_TASK DESCRIPTION_
Each entry below should be returned exactly as is, with the pictures removed.

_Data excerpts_
[start]

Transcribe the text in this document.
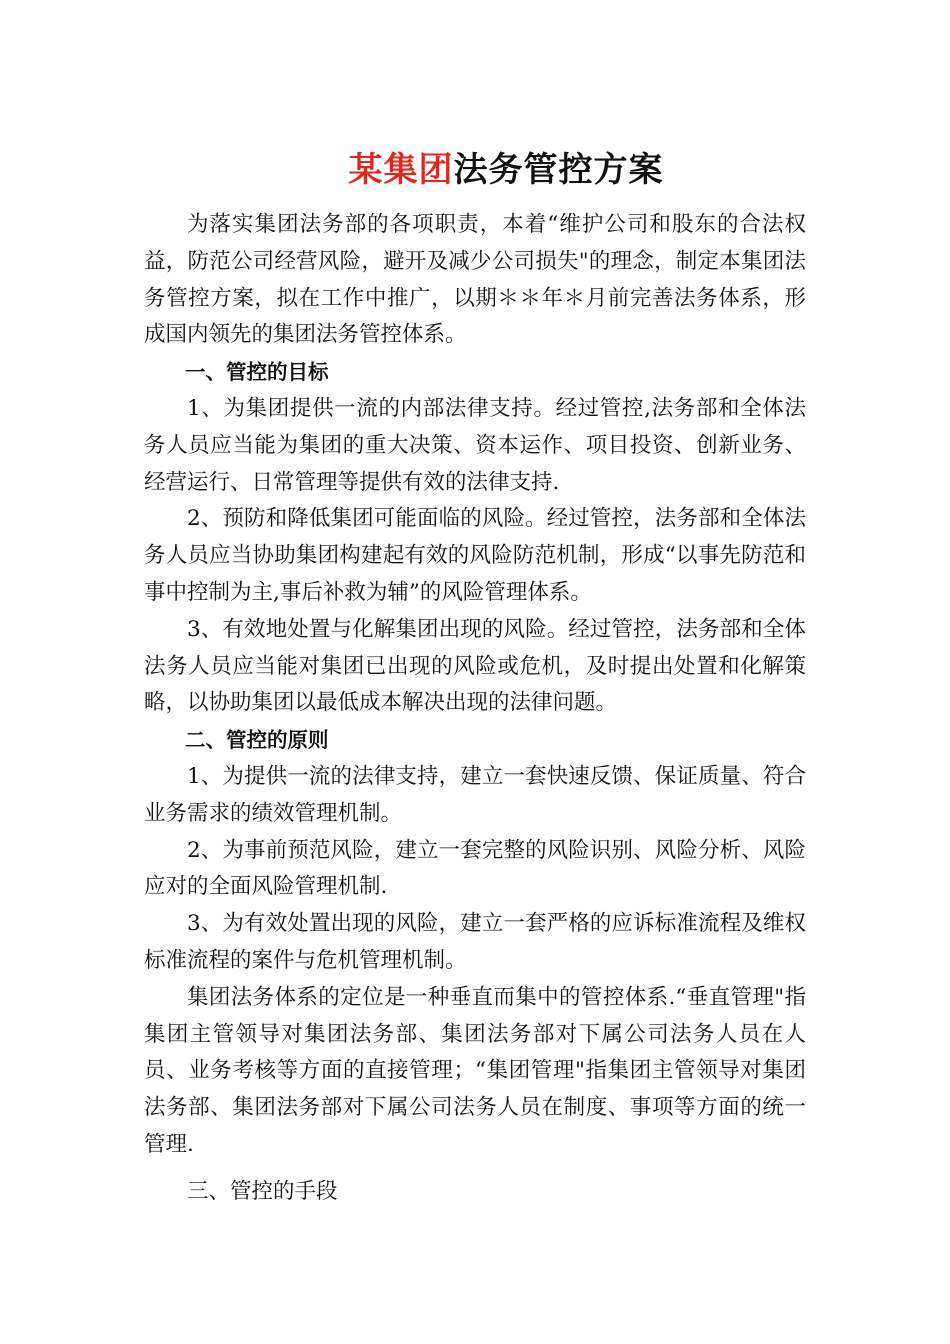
某集团法务管控方案

为落实集团法务部的各项职责，本着“维护公司和股东的合法权益，防范公司经营风险，避开及减少公司损失"的理念，制定本集团法务管控方案，拟在工作中推广，以期＊＊年＊月前完善法务体系，形成国内领先的集团法务管控体系。

一、管控的目标

1、为集团提供一流的内部法律支持。经过管控,法务部和全体法务人员应当能为集团的重大决策、资本运作、项目投资、创新业务、经营运行、日常管理等提供有效的法律支持.

2、预防和降低集团可能面临的风险。经过管控，法务部和全体法务人员应当协助集团构建起有效的风险防范机制，形成“以事先防范和事中控制为主,事后补救为辅”的风险管理体系。

3、有效地处置与化解集团出现的风险。经过管控，法务部和全体法务人员应当能对集团已出现的风险或危机，及时提出处置和化解策略，以协助集团以最低成本解决出现的法律问题。

二、管控的原则

1、为提供一流的法律支持，建立一套快速反馈、保证质量、符合业务需求的绩效管理机制。

2、为事前预范风险，建立一套完整的风险识别、风险分析、风险应对的全面风险管理机制.

3、为有效处置出现的风险，建立一套严格的应诉标准流程及维权标准流程的案件与危机管理机制。

集团法务体系的定位是一种垂直而集中的管控体系.“垂直管理"指集团主管领导对集团法务部、集团法务部对下属公司法务人员在人员、业务考核等方面的直接管理；“集团管理"指集团主管领导对集团法务部、集团法务部对下属公司法务人员在制度、事项等方面的统一管理.

三、管控的手段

[end]

_ANSWER_
Transcribe the text in this document.
某集团法务管控方案

为落实集团法务部的各项职责，本着“维护公司和股东的合法权益，防范公司经营风险，避开及减少公司损失"的理念，制定本集团法务管控方案，拟在工作中推广，以期＊＊年＊月前完善法务体系，形成国内领先的集团法务管控体系。

一、管控的目标

1、为集团提供一流的内部法律支持。经过管控,法务部和全体法务人员应当能为集团的重大决策、资本运作、项目投资、创新业务、经营运行、日常管理等提供有效的法律支持.

2、预防和降低集团可能面临的风险。经过管控，法务部和全体法务人员应当协助集团构建起有效的风险防范机制，形成“以事先防范和事中控制为主,事后补救为辅”的风险管理体系。

3、有效地处置与化解集团出现的风险。经过管控，法务部和全体法务人员应当能对集团已出现的风险或危机，及时提出处置和化解策略，以协助集团以最低成本解决出现的法律问题。

二、管控的原则

1、为提供一流的法律支持，建立一套快速反馈、保证质量、符合业务需求的绩效管理机制。

2、为事前预范风险，建立一套完整的风险识别、风险分析、风险应对的全面风险管理机制.

3、为有效处置出现的风险，建立一套严格的应诉标准流程及维权标准流程的案件与危机管理机制。

集团法务体系的定位是一种垂直而集中的管控体系.“垂直管理"指集团主管领导对集团法务部、集团法务部对下属公司法务人员在人员、业务考核等方面的直接管理；“集团管理"指集团主管领导对集团法务部、集团法务部对下属公司法务人员在制度、事项等方面的统一管理.

三、管控的手段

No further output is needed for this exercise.